● SOURCE DATA:

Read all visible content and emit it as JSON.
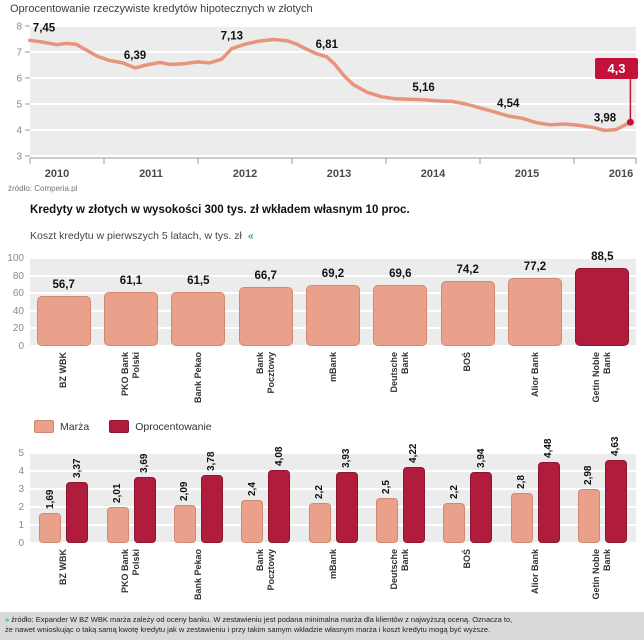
{
  "colors": {
    "salmon": "#e9a18b",
    "salmon_border": "#d08a72",
    "dark_red": "#b01d3c",
    "dark_red_border": "#8d1630",
    "line": "#e8947c",
    "badge": "#c5123a",
    "plot_bg": "#ececec",
    "grid": "#ffffff",
    "axis_text": "#8a8a8a",
    "footer_bg": "#d9d9d9",
    "accent_teal": "#2aa3a8"
  },
  "chart_data": [
    {
      "type": "line",
      "title": "Oprocentowanie rzeczywiste kredytów hipotecznych w złotych",
      "source": "źródło: Comperia.pl",
      "ylim": [
        3,
        8
      ],
      "yticks": [
        8,
        7,
        6,
        5,
        4,
        3
      ],
      "xticks": [
        "2010",
        "2011",
        "2012",
        "2013",
        "2014",
        "2015",
        "2016"
      ],
      "points": [
        [
          2009.71,
          7.45
        ],
        [
          2009.85,
          7.38
        ],
        [
          2010.0,
          7.28
        ],
        [
          2010.1,
          7.33
        ],
        [
          2010.2,
          7.3
        ],
        [
          2010.3,
          7.1
        ],
        [
          2010.42,
          6.85
        ],
        [
          2010.55,
          6.68
        ],
        [
          2010.7,
          6.58
        ],
        [
          2010.83,
          6.39
        ],
        [
          2010.95,
          6.5
        ],
        [
          2011.1,
          6.6
        ],
        [
          2011.2,
          6.52
        ],
        [
          2011.35,
          6.55
        ],
        [
          2011.5,
          6.62
        ],
        [
          2011.62,
          6.58
        ],
        [
          2011.75,
          6.72
        ],
        [
          2011.86,
          7.13
        ],
        [
          2012.0,
          7.3
        ],
        [
          2012.15,
          7.42
        ],
        [
          2012.3,
          7.48
        ],
        [
          2012.45,
          7.43
        ],
        [
          2012.55,
          7.3
        ],
        [
          2012.65,
          7.12
        ],
        [
          2012.75,
          6.95
        ],
        [
          2012.87,
          6.81
        ],
        [
          2012.95,
          6.55
        ],
        [
          2013.05,
          6.1
        ],
        [
          2013.15,
          5.75
        ],
        [
          2013.3,
          5.45
        ],
        [
          2013.45,
          5.28
        ],
        [
          2013.6,
          5.2
        ],
        [
          2013.75,
          5.18
        ],
        [
          2013.9,
          5.16
        ],
        [
          2014.05,
          5.12
        ],
        [
          2014.2,
          5.1
        ],
        [
          2014.35,
          5.0
        ],
        [
          2014.5,
          4.85
        ],
        [
          2014.65,
          4.7
        ],
        [
          2014.8,
          4.54
        ],
        [
          2014.95,
          4.45
        ],
        [
          2015.1,
          4.28
        ],
        [
          2015.25,
          4.2
        ],
        [
          2015.4,
          4.23
        ],
        [
          2015.55,
          4.18
        ],
        [
          2015.7,
          4.1
        ],
        [
          2015.83,
          3.98
        ],
        [
          2015.95,
          4.02
        ],
        [
          2016.1,
          4.3
        ]
      ],
      "annotations": [
        {
          "x": 2009.75,
          "y": 7.45,
          "label": "7,45"
        },
        {
          "x": 2010.83,
          "y": 6.39,
          "label": "6,39"
        },
        {
          "x": 2011.86,
          "y": 7.13,
          "label": "7,13"
        },
        {
          "x": 2012.87,
          "y": 6.81,
          "label": "6,81"
        },
        {
          "x": 2013.9,
          "y": 5.16,
          "label": "5,16"
        },
        {
          "x": 2014.8,
          "y": 4.54,
          "label": "4,54"
        },
        {
          "x": 2015.83,
          "y": 3.98,
          "label": "3,98"
        }
      ],
      "endpoint": {
        "x": 2016.1,
        "y": 4.3,
        "label": "4,3"
      }
    },
    {
      "type": "bar",
      "title": "Kredyty w złotych w wysokości 300 tys. zł wkładem własnym 10 proc.",
      "subtitle": "Koszt kredytu w pierwszych 5 latach, w tys. zł",
      "categories": [
        "BZ WBK",
        "PKO Bank\nPolski",
        "Bank Pekao",
        "Bank\nPocztowy",
        "mBank",
        "Deutsche\nBank",
        "BOŚ",
        "Alior Bank",
        "Getin Noble\nBank"
      ],
      "values": [
        56.7,
        61.1,
        61.5,
        66.7,
        69.2,
        69.6,
        74.2,
        77.2,
        88.5
      ],
      "value_labels": [
        "56,7",
        "61,1",
        "61,5",
        "66,7",
        "69,2",
        "69,6",
        "74,2",
        "77,2",
        "88,5"
      ],
      "ylim": [
        0,
        100
      ],
      "yticks": [
        100,
        80,
        60,
        40,
        20,
        0
      ],
      "highlight_index": 8
    },
    {
      "type": "grouped_bar",
      "categories": [
        "BZ WBK",
        "PKO Bank\nPolski",
        "Bank Pekao",
        "Bank\nPocztowy",
        "mBank",
        "Deutsche\nBank",
        "BOŚ",
        "Alior Bank",
        "Getin Noble\nBank"
      ],
      "series": [
        {
          "name": "Marża",
          "color_key": "salmon",
          "values": [
            1.69,
            2.01,
            2.09,
            2.4,
            2.2,
            2.5,
            2.2,
            2.8,
            2.98
          ],
          "labels": [
            "1,69",
            "2,01",
            "2,09",
            "2,4",
            "2,2",
            "2,5",
            "2,2",
            "2,8",
            "2,98"
          ]
        },
        {
          "name": "Oprocentowanie",
          "color_key": "dark_red",
          "values": [
            3.37,
            3.69,
            3.78,
            4.08,
            3.93,
            4.22,
            3.94,
            4.48,
            4.63
          ],
          "labels": [
            "3,37",
            "3,69",
            "3,78",
            "4,08",
            "3,93",
            "4,22",
            "3,94",
            "4,48",
            "4,63"
          ]
        }
      ],
      "ylim": [
        0,
        5
      ],
      "yticks": [
        5,
        4,
        3,
        2,
        1,
        0
      ]
    }
  ],
  "legend": {
    "items": [
      {
        "label": "Marża",
        "color_key": "salmon"
      },
      {
        "label": "Oprocentowanie",
        "color_key": "dark_red"
      }
    ]
  },
  "subtitle_icon": "«",
  "footer": {
    "icon": "»",
    "line1": "źródło: Expander W BZ WBK marża zależy od oceny banku. W zestawieniu jest podana minimalna marża dla klientów z najwyższą oceną. Oznacza to,",
    "line2": "że nawet wnioskując o taką samą kwotę kredytu jak w zestawieniu i przy takim samym wkładzie własnym marża i koszt kredytu mogą być wyższe."
  }
}
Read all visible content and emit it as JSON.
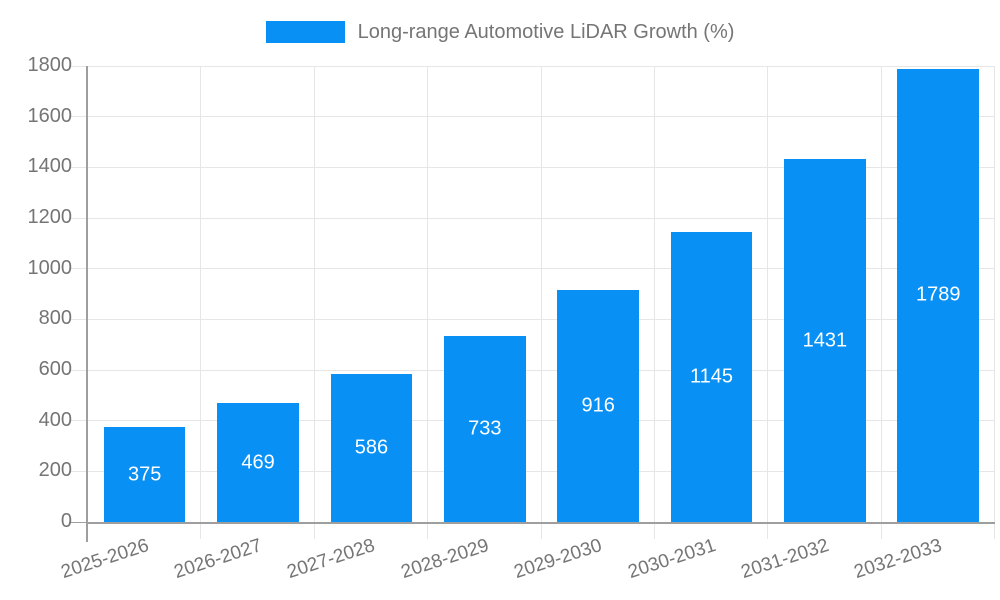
{
  "legend": {
    "label": "Long-range Automotive LiDAR Growth (%)"
  },
  "chart_data": {
    "type": "bar",
    "title": "Long-range Automotive LiDAR Growth (%)",
    "categories": [
      "2025-2026",
      "2026-2027",
      "2027-2028",
      "2028-2029",
      "2029-2030",
      "2030-2031",
      "2031-2032",
      "2032-2033"
    ],
    "values": [
      375,
      469,
      586,
      733,
      916,
      1145,
      1431,
      1789
    ],
    "series": [
      {
        "name": "Long-range Automotive LiDAR Growth (%)",
        "values": [
          375,
          469,
          586,
          733,
          916,
          1145,
          1431,
          1789
        ]
      }
    ],
    "xlabel": "",
    "ylabel": "",
    "ylim": [
      0,
      1800
    ],
    "yticks": [
      0,
      200,
      400,
      600,
      800,
      1000,
      1200,
      1400,
      1600,
      1800
    ],
    "grid": true,
    "legend_position": "top-center",
    "bar_color": "#0890f5",
    "grid_color": "#e6e6e6",
    "axis_color": "#9e9e9e",
    "tick_label_color": "#757575",
    "value_label_color": "#ffffff",
    "background_color": "#ffffff"
  }
}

● TASK OBJECTIVE: All of the material above is to be copied exactly, except for its images.

● RESULT OF THE EXERCISE:
Read all visible content and emit it as JSON.
{
  "colors": {
    "salmon": "#e9a18b",
    "salmon_border": "#d08a72",
    "dark_red": "#b01d3c",
    "dark_red_border": "#8d1630",
    "line": "#e8947c",
    "badge": "#c5123a",
    "plot_bg": "#ececec",
    "grid": "#ffffff",
    "axis_text": "#8a8a8a",
    "footer_bg": "#d9d9d9",
    "accent_teal": "#2aa3a8"
  },
  "chart_data": [
    {
      "type": "line",
      "title": "Oprocentowanie rzeczywiste kredytów hipotecznych w złotych",
      "source": "źródło: Comperia.pl",
      "ylim": [
        3,
        8
      ],
      "yticks": [
        8,
        7,
        6,
        5,
        4,
        3
      ],
      "xticks": [
        "2010",
        "2011",
        "2012",
        "2013",
        "2014",
        "2015",
        "2016"
      ],
      "points": [
        [
          2009.71,
          7.45
        ],
        [
          2009.85,
          7.38
        ],
        [
          2010.0,
          7.28
        ],
        [
          2010.1,
          7.33
        ],
        [
          2010.2,
          7.3
        ],
        [
          2010.3,
          7.1
        ],
        [
          2010.42,
          6.85
        ],
        [
          2010.55,
          6.68
        ],
        [
          2010.7,
          6.58
        ],
        [
          2010.83,
          6.39
        ],
        [
          2010.95,
          6.5
        ],
        [
          2011.1,
          6.6
        ],
        [
          2011.2,
          6.52
        ],
        [
          2011.35,
          6.55
        ],
        [
          2011.5,
          6.62
        ],
        [
          2011.62,
          6.58
        ],
        [
          2011.75,
          6.72
        ],
        [
          2011.86,
          7.13
        ],
        [
          2012.0,
          7.3
        ],
        [
          2012.15,
          7.42
        ],
        [
          2012.3,
          7.48
        ],
        [
          2012.45,
          7.43
        ],
        [
          2012.55,
          7.3
        ],
        [
          2012.65,
          7.12
        ],
        [
          2012.75,
          6.95
        ],
        [
          2012.87,
          6.81
        ],
        [
          2012.95,
          6.55
        ],
        [
          2013.05,
          6.1
        ],
        [
          2013.15,
          5.75
        ],
        [
          2013.3,
          5.45
        ],
        [
          2013.45,
          5.28
        ],
        [
          2013.6,
          5.2
        ],
        [
          2013.75,
          5.18
        ],
        [
          2013.9,
          5.16
        ],
        [
          2014.05,
          5.12
        ],
        [
          2014.2,
          5.1
        ],
        [
          2014.35,
          5.0
        ],
        [
          2014.5,
          4.85
        ],
        [
          2014.65,
          4.7
        ],
        [
          2014.8,
          4.54
        ],
        [
          2014.95,
          4.45
        ],
        [
          2015.1,
          4.28
        ],
        [
          2015.25,
          4.2
        ],
        [
          2015.4,
          4.23
        ],
        [
          2015.55,
          4.18
        ],
        [
          2015.7,
          4.1
        ],
        [
          2015.83,
          3.98
        ],
        [
          2015.95,
          4.02
        ],
        [
          2016.1,
          4.3
        ]
      ],
      "annotations": [
        {
          "x": 2009.75,
          "y": 7.45,
          "label": "7,45"
        },
        {
          "x": 2010.83,
          "y": 6.39,
          "label": "6,39"
        },
        {
          "x": 2011.86,
          "y": 7.13,
          "label": "7,13"
        },
        {
          "x": 2012.87,
          "y": 6.81,
          "label": "6,81"
        },
        {
          "x": 2013.9,
          "y": 5.16,
          "label": "5,16"
        },
        {
          "x": 2014.8,
          "y": 4.54,
          "label": "4,54"
        },
        {
          "x": 2015.83,
          "y": 3.98,
          "label": "3,98"
        }
      ],
      "endpoint": {
        "x": 2016.1,
        "y": 4.3,
        "label": "4,3"
      }
    },
    {
      "type": "bar",
      "title": "Kredyty w złotych w wysokości 300 tys. zł wkładem własnym 10 proc.",
      "subtitle": "Koszt kredytu w pierwszych 5 latach, w tys. zł",
      "categories": [
        "BZ WBK",
        "PKO Bank\nPolski",
        "Bank Pekao",
        "Bank\nPocztowy",
        "mBank",
        "Deutsche\nBank",
        "BOŚ",
        "Alior Bank",
        "Getin Noble\nBank"
      ],
      "values": [
        56.7,
        61.1,
        61.5,
        66.7,
        69.2,
        69.6,
        74.2,
        77.2,
        88.5
      ],
      "value_labels": [
        "56,7",
        "61,1",
        "61,5",
        "66,7",
        "69,2",
        "69,6",
        "74,2",
        "77,2",
        "88,5"
      ],
      "ylim": [
        0,
        100
      ],
      "yticks": [
        100,
        80,
        60,
        40,
        20,
        0
      ],
      "highlight_index": 8
    },
    {
      "type": "grouped_bar",
      "categories": [
        "BZ WBK",
        "PKO Bank\nPolski",
        "Bank Pekao",
        "Bank\nPocztowy",
        "mBank",
        "Deutsche\nBank",
        "BOŚ",
        "Alior Bank",
        "Getin Noble\nBank"
      ],
      "series": [
        {
          "name": "Marża",
          "color_key": "salmon",
          "values": [
            1.69,
            2.01,
            2.09,
            2.4,
            2.2,
            2.5,
            2.2,
            2.8,
            2.98
          ],
          "labels": [
            "1,69",
            "2,01",
            "2,09",
            "2,4",
            "2,2",
            "2,5",
            "2,2",
            "2,8",
            "2,98"
          ]
        },
        {
          "name": "Oprocentowanie",
          "color_key": "dark_red",
          "values": [
            3.37,
            3.69,
            3.78,
            4.08,
            3.93,
            4.22,
            3.94,
            4.48,
            4.63
          ],
          "labels": [
            "3,37",
            "3,69",
            "3,78",
            "4,08",
            "3,93",
            "4,22",
            "3,94",
            "4,48",
            "4,63"
          ]
        }
      ],
      "ylim": [
        0,
        5
      ],
      "yticks": [
        5,
        4,
        3,
        2,
        1,
        0
      ]
    }
  ],
  "legend": {
    "items": [
      {
        "label": "Marża",
        "color_key": "salmon"
      },
      {
        "label": "Oprocentowanie",
        "color_key": "dark_red"
      }
    ]
  },
  "subtitle_icon": "«",
  "footer": {
    "icon": "»",
    "line1": "źródło: Expander W BZ WBK marża zależy od oceny banku. W zestawieniu jest podana minimalna marża dla klientów z najwyższą oceną. Oznacza to,",
    "line2": "że nawet wnioskując o taką samą kwotę kredytu jak w zestawieniu i przy takim samym wkładzie własnym marża i koszt kredytu mogą być wyższe."
  }
}
Read all visible content and emit it as JSON.
{
  "legend": {
    "label": "Long-range Automotive LiDAR Growth (%)"
  },
  "chart_data": {
    "type": "bar",
    "title": "Long-range Automotive LiDAR Growth (%)",
    "categories": [
      "2025-2026",
      "2026-2027",
      "2027-2028",
      "2028-2029",
      "2029-2030",
      "2030-2031",
      "2031-2032",
      "2032-2033"
    ],
    "values": [
      375,
      469,
      586,
      733,
      916,
      1145,
      1431,
      1789
    ],
    "series": [
      {
        "name": "Long-range Automotive LiDAR Growth (%)",
        "values": [
          375,
          469,
          586,
          733,
          916,
          1145,
          1431,
          1789
        ]
      }
    ],
    "xlabel": "",
    "ylabel": "",
    "ylim": [
      0,
      1800
    ],
    "yticks": [
      0,
      200,
      400,
      600,
      800,
      1000,
      1200,
      1400,
      1600,
      1800
    ],
    "grid": true,
    "legend_position": "top-center",
    "bar_color": "#0890f5",
    "grid_color": "#e6e6e6",
    "axis_color": "#9e9e9e",
    "tick_label_color": "#757575",
    "value_label_color": "#ffffff",
    "background_color": "#ffffff"
  }
}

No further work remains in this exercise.